** Start of Records for the exercise **
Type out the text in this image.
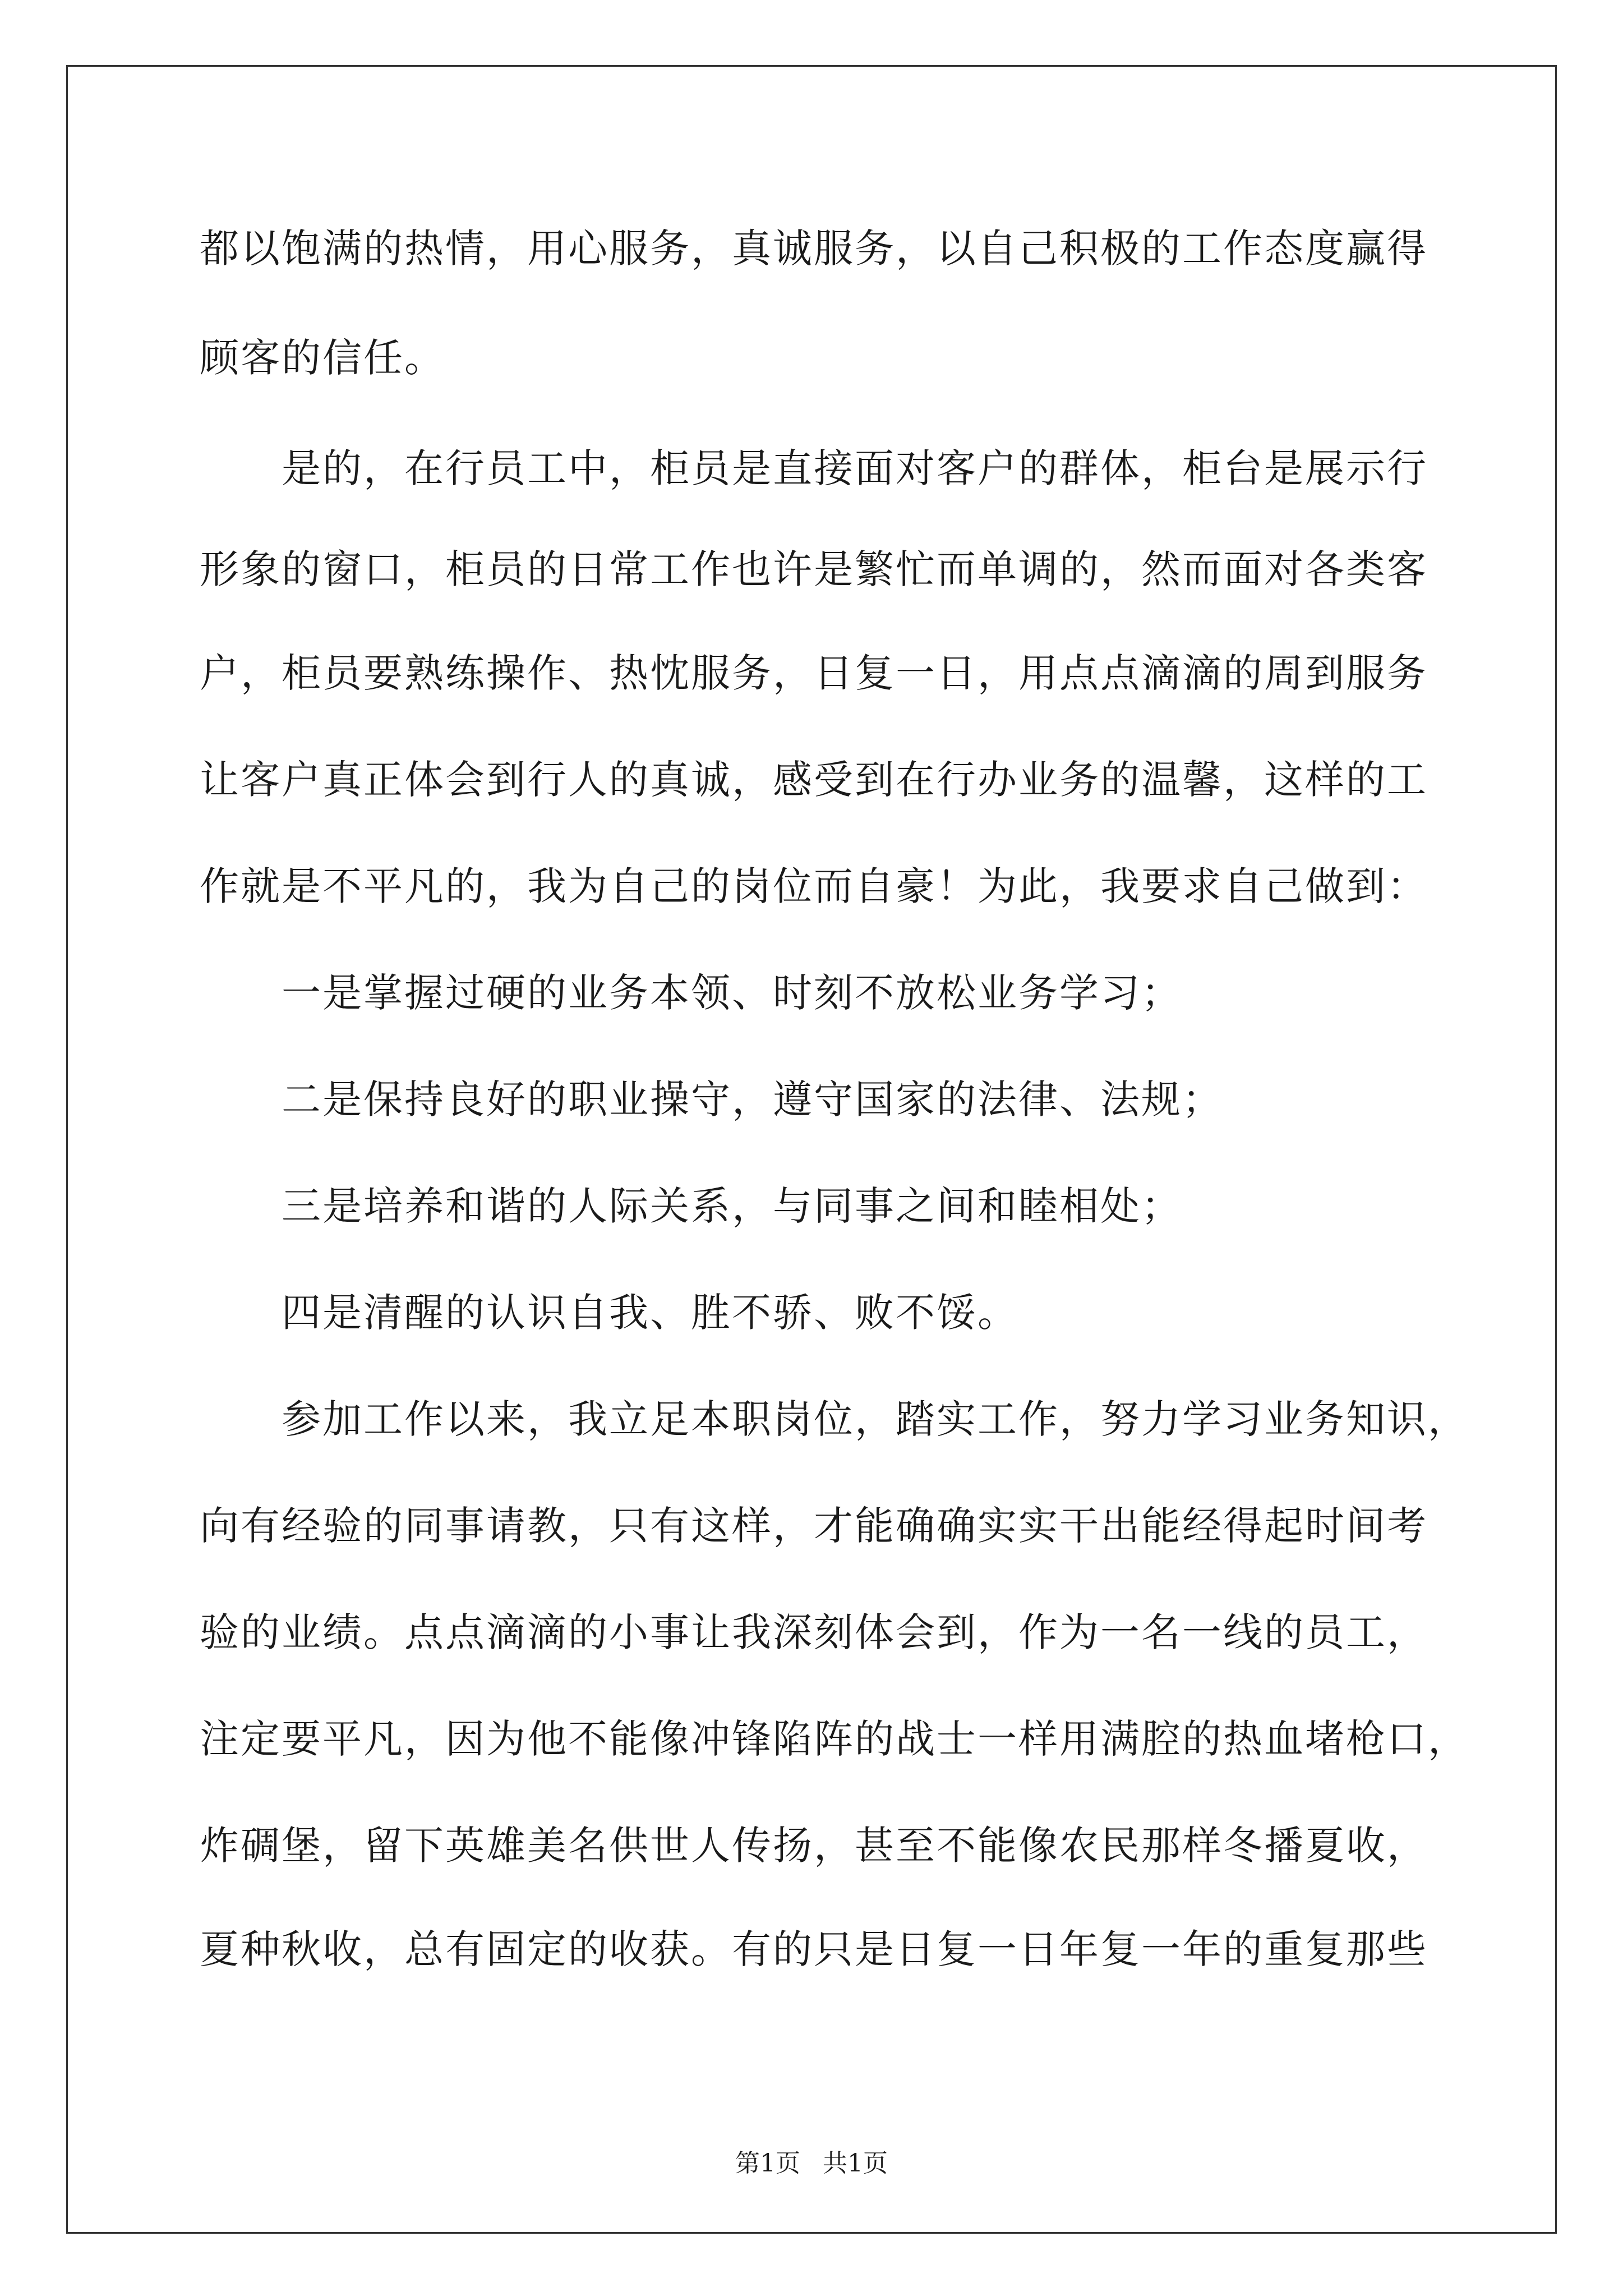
都以饱满的热情，用心服务，真诚服务，以自己积极的工作态度赢得
顾客的信任。
　　是的，在行员工中，柜员是直接面对客户的群体，柜台是展示行
形象的窗口，柜员的日常工作也许是繁忙而单调的，然而面对各类客
户，柜员要熟练操作、热忱服务，日复一日，用点点滴滴的周到服务
让客户真正体会到行人的真诚，感受到在行办业务的温馨，这样的工
作就是不平凡的，我为自己的岗位而自豪！为此，我要求自己做到：
　　一是掌握过硬的业务本领、时刻不放松业务学习；
　　二是保持良好的职业操守，遵守国家的法律、法规；
　　三是培养和谐的人际关系，与同事之间和睦相处；
　　四是清醒的认识自我、胜不骄、败不馁。
　　参加工作以来，我立足本职岗位，踏实工作，努力学习业务知识，
向有经验的同事请教，只有这样，才能确确实实干出能经得起时间考
验的业绩。点点滴滴的小事让我深刻体会到，作为一名一线的员工，
注定要平凡，因为他不能像冲锋陷阵的战士一样用满腔的热血堵枪口，
炸碉堡，留下英雄美名供世人传扬，甚至不能像农民那样冬播夏收，
夏种秋收，总有固定的收获。有的只是日复一日年复一年的重复那些
第1页 共1页
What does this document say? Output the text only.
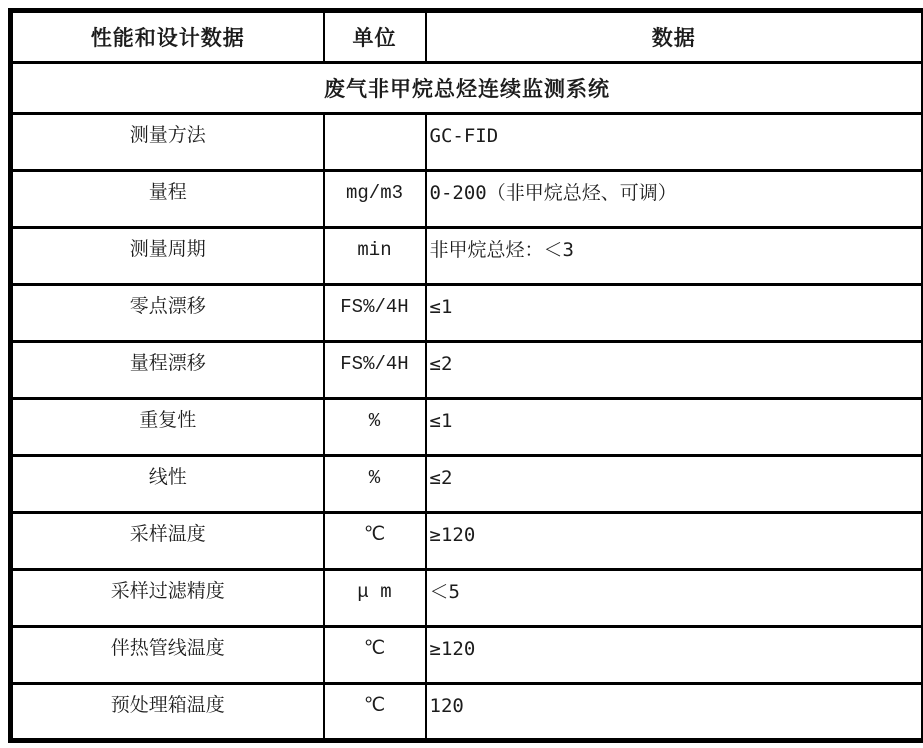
性能和设计数据	单位	数据
废气非甲烷总烃连续监测系统		
测量方法		GC-FID
量程	mg/m3	0-200（非甲烷总烃、可调）
测量周期	min	非甲烷总烃：＜3
零点漂移	FS%/4H	≤1
量程漂移	FS%/4H	≤2
重复性	%	≤1
线性	%	≤2
采样温度	℃	≥120
采样过滤精度	μ m	＜5
伴热管线温度	℃	≥120
预处理箱温度	℃	120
** End of Records for the exercise **
## Set exercise
What comes back should match the records exactly, minus any pictures.

## Output
Type out the text in this image.
都以饱满的热情，用心服务，真诚服务，以自己积极的工作态度赢得
顾客的信任。
　　是的，在行员工中，柜员是直接面对客户的群体，柜台是展示行
形象的窗口，柜员的日常工作也许是繁忙而单调的，然而面对各类客
户，柜员要熟练操作、热忱服务，日复一日，用点点滴滴的周到服务
让客户真正体会到行人的真诚，感受到在行办业务的温馨，这样的工
作就是不平凡的，我为自己的岗位而自豪！为此，我要求自己做到：
　　一是掌握过硬的业务本领、时刻不放松业务学习；
　　二是保持良好的职业操守，遵守国家的法律、法规；
　　三是培养和谐的人际关系，与同事之间和睦相处；
　　四是清醒的认识自我、胜不骄、败不馁。
　　参加工作以来，我立足本职岗位，踏实工作，努力学习业务知识，
向有经验的同事请教，只有这样，才能确确实实干出能经得起时间考
验的业绩。点点滴滴的小事让我深刻体会到，作为一名一线的员工，
注定要平凡，因为他不能像冲锋陷阵的战士一样用满腔的热血堵枪口，
炸碉堡，留下英雄美名供世人传扬，甚至不能像农民那样冬播夏收，
夏种秋收，总有固定的收获。有的只是日复一日年复一年的重复那些
第1页 共1页
What does this document say? Output the text only.
性能和设计数据	单位	数据
废气非甲烷总烃连续监测系统		
测量方法		GC-FID
量程	mg/m3	0-200（非甲烷总烃、可调）
测量周期	min	非甲烷总烃：＜3
零点漂移	FS%/4H	≤1
量程漂移	FS%/4H	≤2
重复性	%	≤1
线性	%	≤2
采样温度	℃	≥120
采样过滤精度	μ m	＜5
伴热管线温度	℃	≥120
预处理箱温度	℃	120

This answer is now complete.